DATA TO PROCESS.
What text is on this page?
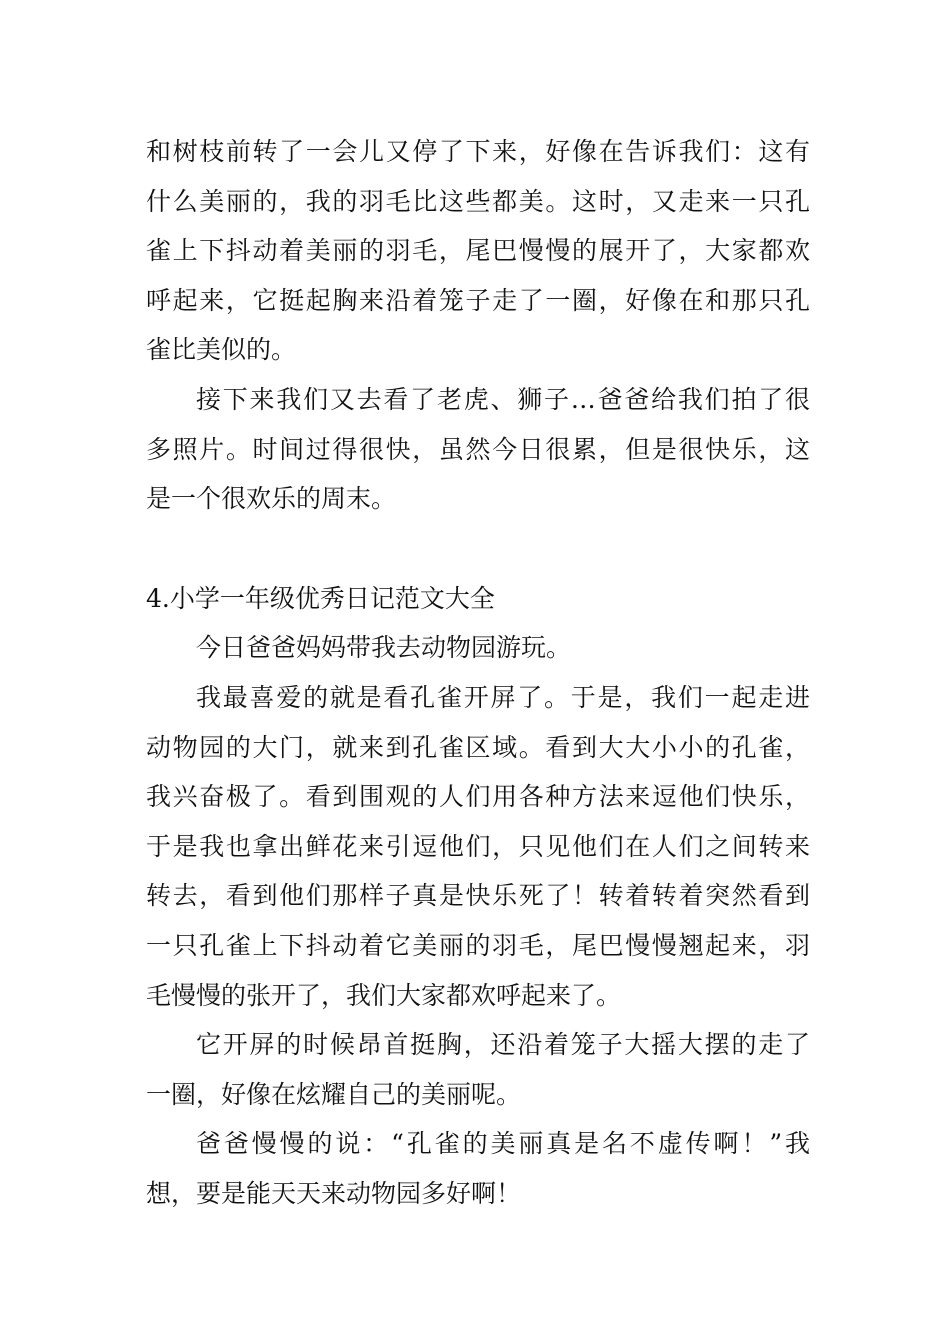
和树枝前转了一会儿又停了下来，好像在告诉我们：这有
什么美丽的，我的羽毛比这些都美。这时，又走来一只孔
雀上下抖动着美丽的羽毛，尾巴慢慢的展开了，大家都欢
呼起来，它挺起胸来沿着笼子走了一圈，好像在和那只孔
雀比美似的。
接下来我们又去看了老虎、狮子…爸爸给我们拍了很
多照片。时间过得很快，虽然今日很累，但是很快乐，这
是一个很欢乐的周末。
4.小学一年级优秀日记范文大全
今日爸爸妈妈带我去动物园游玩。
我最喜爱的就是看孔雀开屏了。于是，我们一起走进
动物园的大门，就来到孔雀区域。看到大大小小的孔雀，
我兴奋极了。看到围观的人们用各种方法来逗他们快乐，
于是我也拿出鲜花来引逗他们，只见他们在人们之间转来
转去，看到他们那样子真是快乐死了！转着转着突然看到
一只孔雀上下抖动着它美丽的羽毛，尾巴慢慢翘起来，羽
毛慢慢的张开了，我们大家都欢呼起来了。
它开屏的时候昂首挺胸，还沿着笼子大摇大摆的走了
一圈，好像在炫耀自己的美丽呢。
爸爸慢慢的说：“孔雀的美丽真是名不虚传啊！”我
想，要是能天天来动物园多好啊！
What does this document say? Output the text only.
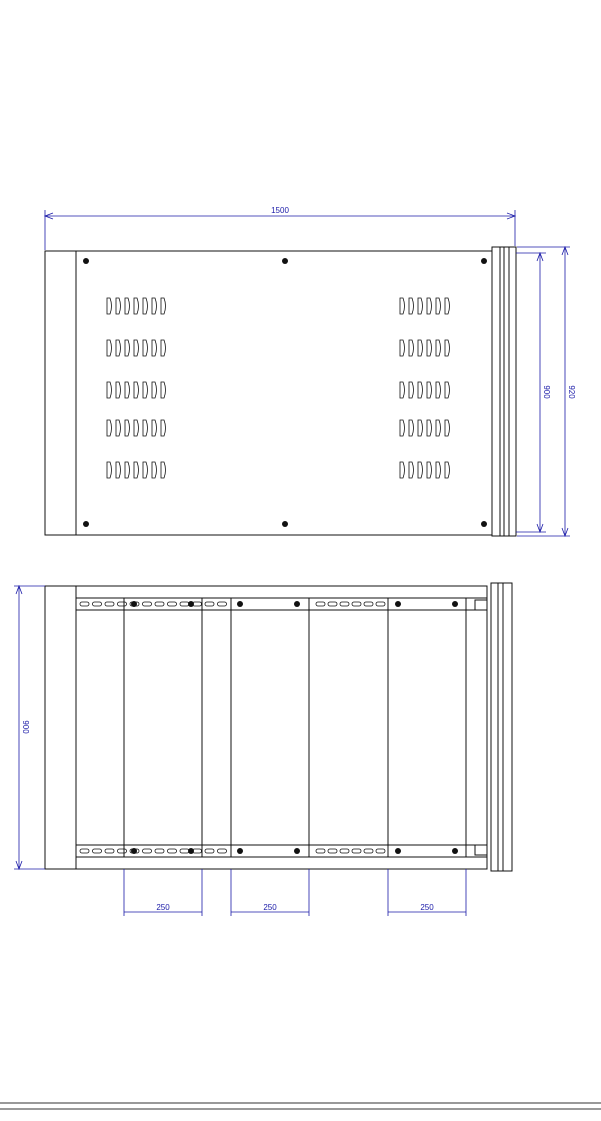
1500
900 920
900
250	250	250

THE PROBLEM. Write out every entry again word for word, without any of the pictures.

THE REPLY.
What text is on this page?
和树枝前转了一会儿又停了下来，好像在告诉我们：这有
什么美丽的，我的羽毛比这些都美。这时，又走来一只孔
雀上下抖动着美丽的羽毛，尾巴慢慢的展开了，大家都欢
呼起来，它挺起胸来沿着笼子走了一圈，好像在和那只孔
雀比美似的。
接下来我们又去看了老虎、狮子…爸爸给我们拍了很
多照片。时间过得很快，虽然今日很累，但是很快乐，这
是一个很欢乐的周末。
4.小学一年级优秀日记范文大全
今日爸爸妈妈带我去动物园游玩。
我最喜爱的就是看孔雀开屏了。于是，我们一起走进
动物园的大门，就来到孔雀区域。看到大大小小的孔雀，
我兴奋极了。看到围观的人们用各种方法来逗他们快乐，
于是我也拿出鲜花来引逗他们，只见他们在人们之间转来
转去，看到他们那样子真是快乐死了！转着转着突然看到
一只孔雀上下抖动着它美丽的羽毛，尾巴慢慢翘起来，羽
毛慢慢的张开了，我们大家都欢呼起来了。
它开屏的时候昂首挺胸，还沿着笼子大摇大摆的走了
一圈，好像在炫耀自己的美丽呢。
爸爸慢慢的说：“孔雀的美丽真是名不虚传啊！”我
想，要是能天天来动物园多好啊！
What does this document say? Output the text only.
1500
900 920
900
250	250	250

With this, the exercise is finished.